--- BEGIN Data supplied ---

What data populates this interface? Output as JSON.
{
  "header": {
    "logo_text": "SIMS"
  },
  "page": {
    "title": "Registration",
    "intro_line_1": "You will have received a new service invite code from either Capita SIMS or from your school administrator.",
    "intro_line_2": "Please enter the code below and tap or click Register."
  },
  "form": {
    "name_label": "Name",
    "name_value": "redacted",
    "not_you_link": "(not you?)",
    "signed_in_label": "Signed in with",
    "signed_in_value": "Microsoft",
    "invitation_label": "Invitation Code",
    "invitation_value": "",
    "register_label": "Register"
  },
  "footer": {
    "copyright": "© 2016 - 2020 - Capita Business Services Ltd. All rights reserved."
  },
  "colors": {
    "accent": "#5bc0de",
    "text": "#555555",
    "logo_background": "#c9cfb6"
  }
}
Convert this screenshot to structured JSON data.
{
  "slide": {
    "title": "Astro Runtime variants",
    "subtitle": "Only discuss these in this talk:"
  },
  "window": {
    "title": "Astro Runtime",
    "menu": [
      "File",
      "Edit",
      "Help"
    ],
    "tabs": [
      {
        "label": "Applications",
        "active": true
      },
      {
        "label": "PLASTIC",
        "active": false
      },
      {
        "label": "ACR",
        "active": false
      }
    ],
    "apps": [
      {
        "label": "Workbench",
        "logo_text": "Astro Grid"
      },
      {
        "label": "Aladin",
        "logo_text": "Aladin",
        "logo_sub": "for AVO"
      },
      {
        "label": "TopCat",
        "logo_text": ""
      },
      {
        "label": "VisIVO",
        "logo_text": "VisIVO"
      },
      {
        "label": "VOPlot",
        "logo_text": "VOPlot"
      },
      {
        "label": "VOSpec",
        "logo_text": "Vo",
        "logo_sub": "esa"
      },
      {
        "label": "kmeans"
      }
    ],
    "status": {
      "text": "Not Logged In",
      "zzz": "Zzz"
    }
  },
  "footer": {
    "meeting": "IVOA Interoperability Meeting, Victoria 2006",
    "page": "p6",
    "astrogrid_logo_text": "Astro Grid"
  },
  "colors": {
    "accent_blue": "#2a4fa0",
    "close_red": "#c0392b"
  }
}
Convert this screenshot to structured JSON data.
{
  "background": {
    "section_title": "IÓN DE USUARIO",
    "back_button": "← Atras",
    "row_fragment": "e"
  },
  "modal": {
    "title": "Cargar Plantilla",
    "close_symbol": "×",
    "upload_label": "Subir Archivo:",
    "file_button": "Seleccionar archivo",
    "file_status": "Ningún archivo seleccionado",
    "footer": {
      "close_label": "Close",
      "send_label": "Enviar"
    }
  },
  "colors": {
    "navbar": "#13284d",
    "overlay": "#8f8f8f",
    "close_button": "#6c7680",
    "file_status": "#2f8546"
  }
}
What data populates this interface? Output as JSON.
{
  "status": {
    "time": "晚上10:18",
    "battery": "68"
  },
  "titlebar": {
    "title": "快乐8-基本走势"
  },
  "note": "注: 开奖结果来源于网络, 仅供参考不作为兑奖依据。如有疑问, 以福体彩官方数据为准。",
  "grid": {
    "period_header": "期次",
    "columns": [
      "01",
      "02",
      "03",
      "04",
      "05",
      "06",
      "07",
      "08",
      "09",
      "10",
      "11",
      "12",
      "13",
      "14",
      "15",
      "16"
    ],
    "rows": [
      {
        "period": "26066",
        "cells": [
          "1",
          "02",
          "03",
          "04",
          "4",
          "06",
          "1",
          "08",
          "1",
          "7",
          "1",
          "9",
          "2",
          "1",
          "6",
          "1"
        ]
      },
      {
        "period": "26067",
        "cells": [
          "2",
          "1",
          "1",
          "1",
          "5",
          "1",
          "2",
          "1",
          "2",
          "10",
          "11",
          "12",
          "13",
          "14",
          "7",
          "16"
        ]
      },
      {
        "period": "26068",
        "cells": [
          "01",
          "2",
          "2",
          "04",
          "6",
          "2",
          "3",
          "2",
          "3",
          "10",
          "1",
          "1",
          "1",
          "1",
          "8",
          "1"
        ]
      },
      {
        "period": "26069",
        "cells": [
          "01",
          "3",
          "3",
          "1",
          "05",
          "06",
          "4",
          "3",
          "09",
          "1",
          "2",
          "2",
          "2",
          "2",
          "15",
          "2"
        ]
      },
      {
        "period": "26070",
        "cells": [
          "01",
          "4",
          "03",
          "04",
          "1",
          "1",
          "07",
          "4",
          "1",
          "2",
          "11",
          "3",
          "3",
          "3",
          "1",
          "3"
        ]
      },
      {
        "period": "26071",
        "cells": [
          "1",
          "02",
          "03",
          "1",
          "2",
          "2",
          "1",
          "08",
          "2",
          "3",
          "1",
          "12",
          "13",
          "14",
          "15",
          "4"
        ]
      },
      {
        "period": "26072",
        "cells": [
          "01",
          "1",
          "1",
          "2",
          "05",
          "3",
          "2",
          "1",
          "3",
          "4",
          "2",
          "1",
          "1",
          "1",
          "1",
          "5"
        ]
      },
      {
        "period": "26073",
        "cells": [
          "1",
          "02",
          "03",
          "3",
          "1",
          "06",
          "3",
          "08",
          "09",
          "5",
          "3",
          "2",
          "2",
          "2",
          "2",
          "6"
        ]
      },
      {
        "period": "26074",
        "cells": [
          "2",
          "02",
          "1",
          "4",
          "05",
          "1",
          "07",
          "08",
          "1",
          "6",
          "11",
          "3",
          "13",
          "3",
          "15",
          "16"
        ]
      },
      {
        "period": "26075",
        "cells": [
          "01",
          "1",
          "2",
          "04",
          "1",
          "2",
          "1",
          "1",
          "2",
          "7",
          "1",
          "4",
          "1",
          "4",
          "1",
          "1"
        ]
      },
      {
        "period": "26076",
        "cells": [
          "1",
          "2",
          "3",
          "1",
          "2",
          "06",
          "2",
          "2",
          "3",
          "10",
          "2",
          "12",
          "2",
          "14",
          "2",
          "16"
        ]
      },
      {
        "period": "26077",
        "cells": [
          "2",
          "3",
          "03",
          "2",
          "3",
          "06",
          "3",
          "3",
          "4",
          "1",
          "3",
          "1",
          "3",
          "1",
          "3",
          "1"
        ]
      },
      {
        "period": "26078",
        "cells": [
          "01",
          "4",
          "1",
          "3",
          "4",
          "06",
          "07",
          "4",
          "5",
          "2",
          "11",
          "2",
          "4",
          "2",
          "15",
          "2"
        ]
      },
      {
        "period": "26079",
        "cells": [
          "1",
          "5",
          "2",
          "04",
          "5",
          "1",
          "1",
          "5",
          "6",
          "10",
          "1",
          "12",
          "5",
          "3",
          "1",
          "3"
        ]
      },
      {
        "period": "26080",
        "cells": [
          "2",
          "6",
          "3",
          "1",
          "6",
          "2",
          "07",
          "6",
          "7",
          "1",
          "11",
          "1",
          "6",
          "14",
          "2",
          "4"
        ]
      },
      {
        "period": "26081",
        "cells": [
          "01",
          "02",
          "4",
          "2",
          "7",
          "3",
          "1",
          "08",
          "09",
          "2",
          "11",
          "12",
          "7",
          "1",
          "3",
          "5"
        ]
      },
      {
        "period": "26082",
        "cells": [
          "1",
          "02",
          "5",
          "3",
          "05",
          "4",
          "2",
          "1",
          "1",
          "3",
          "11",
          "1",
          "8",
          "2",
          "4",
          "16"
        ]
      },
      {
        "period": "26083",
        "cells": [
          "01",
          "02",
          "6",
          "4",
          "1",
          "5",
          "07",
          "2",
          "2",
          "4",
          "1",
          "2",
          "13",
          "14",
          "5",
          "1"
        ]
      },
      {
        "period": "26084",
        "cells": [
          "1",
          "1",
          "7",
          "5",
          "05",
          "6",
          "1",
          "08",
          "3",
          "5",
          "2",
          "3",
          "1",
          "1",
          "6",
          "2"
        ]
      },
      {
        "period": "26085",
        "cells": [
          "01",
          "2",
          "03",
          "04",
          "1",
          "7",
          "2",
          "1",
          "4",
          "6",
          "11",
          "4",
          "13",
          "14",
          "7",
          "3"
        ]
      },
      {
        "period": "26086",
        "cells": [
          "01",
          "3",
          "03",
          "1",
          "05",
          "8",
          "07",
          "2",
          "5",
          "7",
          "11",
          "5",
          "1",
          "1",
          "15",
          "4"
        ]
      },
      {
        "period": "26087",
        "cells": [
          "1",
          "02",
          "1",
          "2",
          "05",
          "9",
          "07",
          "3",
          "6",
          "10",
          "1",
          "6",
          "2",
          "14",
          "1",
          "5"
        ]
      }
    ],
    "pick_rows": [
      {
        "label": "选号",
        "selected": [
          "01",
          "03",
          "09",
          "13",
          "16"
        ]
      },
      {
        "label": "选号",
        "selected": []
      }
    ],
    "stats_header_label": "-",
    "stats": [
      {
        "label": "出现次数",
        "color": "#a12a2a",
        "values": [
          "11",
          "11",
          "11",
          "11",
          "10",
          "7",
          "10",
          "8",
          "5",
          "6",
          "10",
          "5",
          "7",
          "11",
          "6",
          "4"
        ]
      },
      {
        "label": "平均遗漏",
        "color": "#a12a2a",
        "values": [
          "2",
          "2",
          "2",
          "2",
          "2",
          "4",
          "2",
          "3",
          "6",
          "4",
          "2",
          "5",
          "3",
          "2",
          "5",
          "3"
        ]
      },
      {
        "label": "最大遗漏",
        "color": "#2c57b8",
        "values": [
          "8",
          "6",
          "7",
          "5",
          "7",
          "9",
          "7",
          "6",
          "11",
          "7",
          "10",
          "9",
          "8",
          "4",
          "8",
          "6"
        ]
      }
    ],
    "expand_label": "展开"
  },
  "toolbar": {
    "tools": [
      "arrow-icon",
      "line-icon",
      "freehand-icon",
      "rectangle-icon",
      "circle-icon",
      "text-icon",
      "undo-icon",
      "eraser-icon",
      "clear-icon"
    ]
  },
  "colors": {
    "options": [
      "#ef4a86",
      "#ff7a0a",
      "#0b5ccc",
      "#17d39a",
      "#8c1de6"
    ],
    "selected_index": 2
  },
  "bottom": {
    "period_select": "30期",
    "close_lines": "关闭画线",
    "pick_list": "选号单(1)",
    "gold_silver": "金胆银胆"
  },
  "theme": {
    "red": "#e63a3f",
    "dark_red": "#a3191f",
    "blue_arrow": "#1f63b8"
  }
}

--- END Data supplied ---

The word "Astro" may turn up on some lines of these records; say how many, with no other words.

Result of this exercise — 4